═══ Listed entries

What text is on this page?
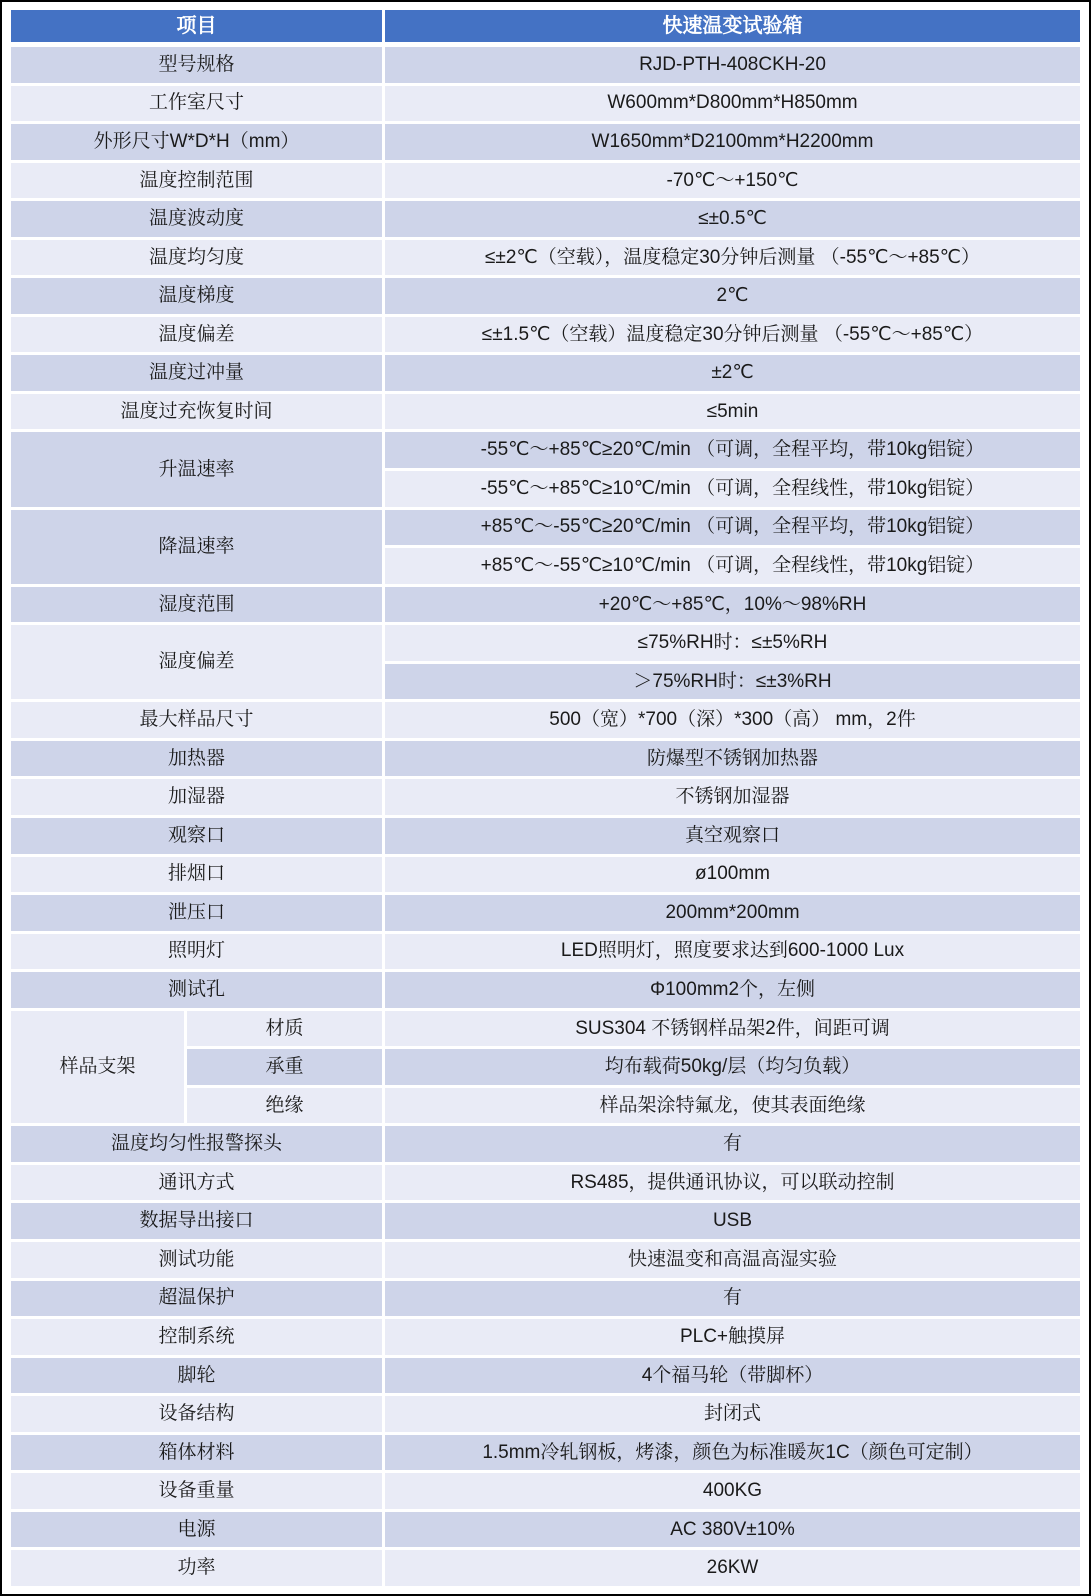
项目		快速温变试验箱
型号规格		RJD-PTH-408CKH-20
工作室尺寸		W600mm*D800mm*H850mm
外形尺寸W*D*H（mm）		W1650mm*D2100mm*H2200mm
温度控制范围		-70℃～+150℃
温度波动度		≤±0.5℃
温度均匀度		≤±2℃（空载），温度稳定30分钟后测量 （-55℃～+85℃）
温度梯度		2℃
温度偏差		≤±1.5℃（空载）温度稳定30分钟后测量 （-55℃～+85℃）
温度过冲量		±2℃
温度过充恢复时间		≤5min
升温速率		-55℃～+85℃≥20℃/min （可调，全程平均，带10kg铝锭）
		-55℃～+85℃≥10℃/min （可调，全程线性，带10kg铝锭）
降温速率		+85℃～-55℃≥20℃/min （可调，全程平均，带10kg铝锭）
		+85℃～-55℃≥10℃/min （可调，全程线性，带10kg铝锭）
湿度范围		+20℃～+85℃，10%～98%RH
湿度偏差		≤75%RH时：≤±5%RH
		＞75%RH时：≤±3%RH
最大样品尺寸		500（宽）*700（深）*300（高） mm，2件
加热器		防爆型不锈钢加热器
加湿器		不锈钢加湿器
观察口		真空观察口
排烟口		ø100mm
泄压口		200mm*200mm
照明灯		LED照明灯，照度要求达到600-1000 Lux
测试孔		Φ100mm2个，左侧
样品支架	材质	SUS304 不锈钢样品架2件，间距可调
	承重	均布载荷50kg/层（均匀负载）
	绝缘	样品架涂特氟龙，使其表面绝缘
温度均匀性报警探头		有
通讯方式		RS485，提供通讯协议，可以联动控制
数据导出接口		USB
测试功能		快速温变和高温高湿实验
超温保护		有
控制系统		PLC+触摸屏
脚轮		4个福马轮（带脚杯）
设备结构		封闭式
箱体材料		1.5mm冷轧钢板，烤漆，颜色为标准暖灰1C（颜色可定制）
设备重量		400KG
电源		AC 380V±10%
功率		26KW
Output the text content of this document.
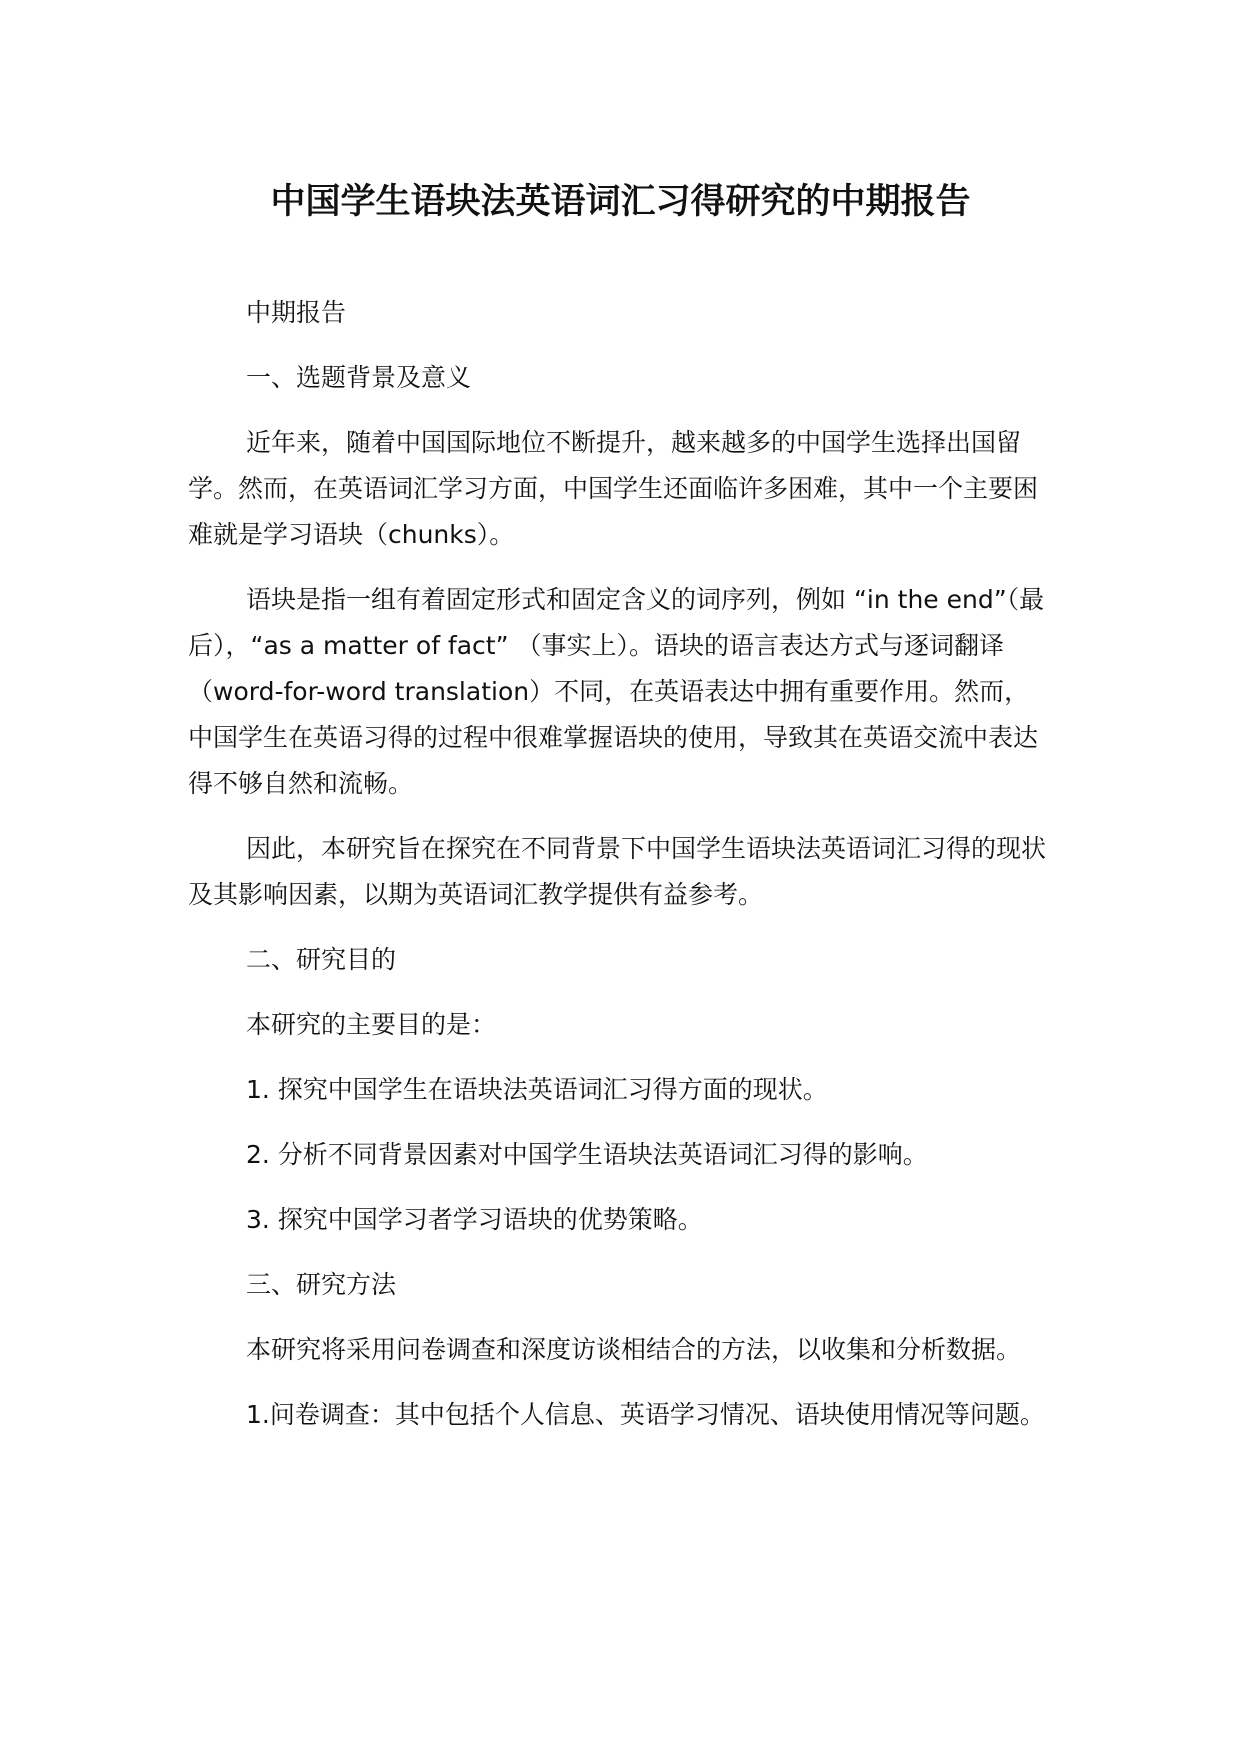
中国学生语块法英语词汇习得研究的中期报告

中期报告

一、选题背景及意义

近年来，随着中国国际地位不断提升，越来越多的中国学生选择出国留学。然而，在英语词汇学习方面，中国学生还面临许多困难，其中一个主要困难就是学习语块（chunks）。

语块是指一组有着固定形式和固定含义的词序列，例如 “in the end”（最后），“as a matter of fact” （事实上）。语块的语言表达方式与逐词翻译（word-for-word translation）不同，在英语表达中拥有重要作用。然而，中国学生在英语习得的过程中很难掌握语块的使用，导致其在英语交流中表达得不够自然和流畅。

因此，本研究旨在探究在不同背景下中国学生语块法英语词汇习得的现状及其影响因素，以期为英语词汇教学提供有益参考。

二、研究目的

本研究的主要目的是：

1. 探究中国学生在语块法英语词汇习得方面的现状。

2. 分析不同背景因素对中国学生语块法英语词汇习得的影响。

3. 探究中国学习者学习语块的优势策略。

三、研究方法

本研究将采用问卷调查和深度访谈相结合的方法，以收集和分析数据。

1.问卷调查：其中包括个人信息、英语学习情况、语块使用情况等问题。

══════

### What this task involves
List the lines that contain the word "全程线性".

### Finished answer
		-55℃～+85℃≥10℃/min （可调，全程线性，带10kg铝锭）
		+85℃～-55℃≥10℃/min （可调，全程线性，带10kg铝锭）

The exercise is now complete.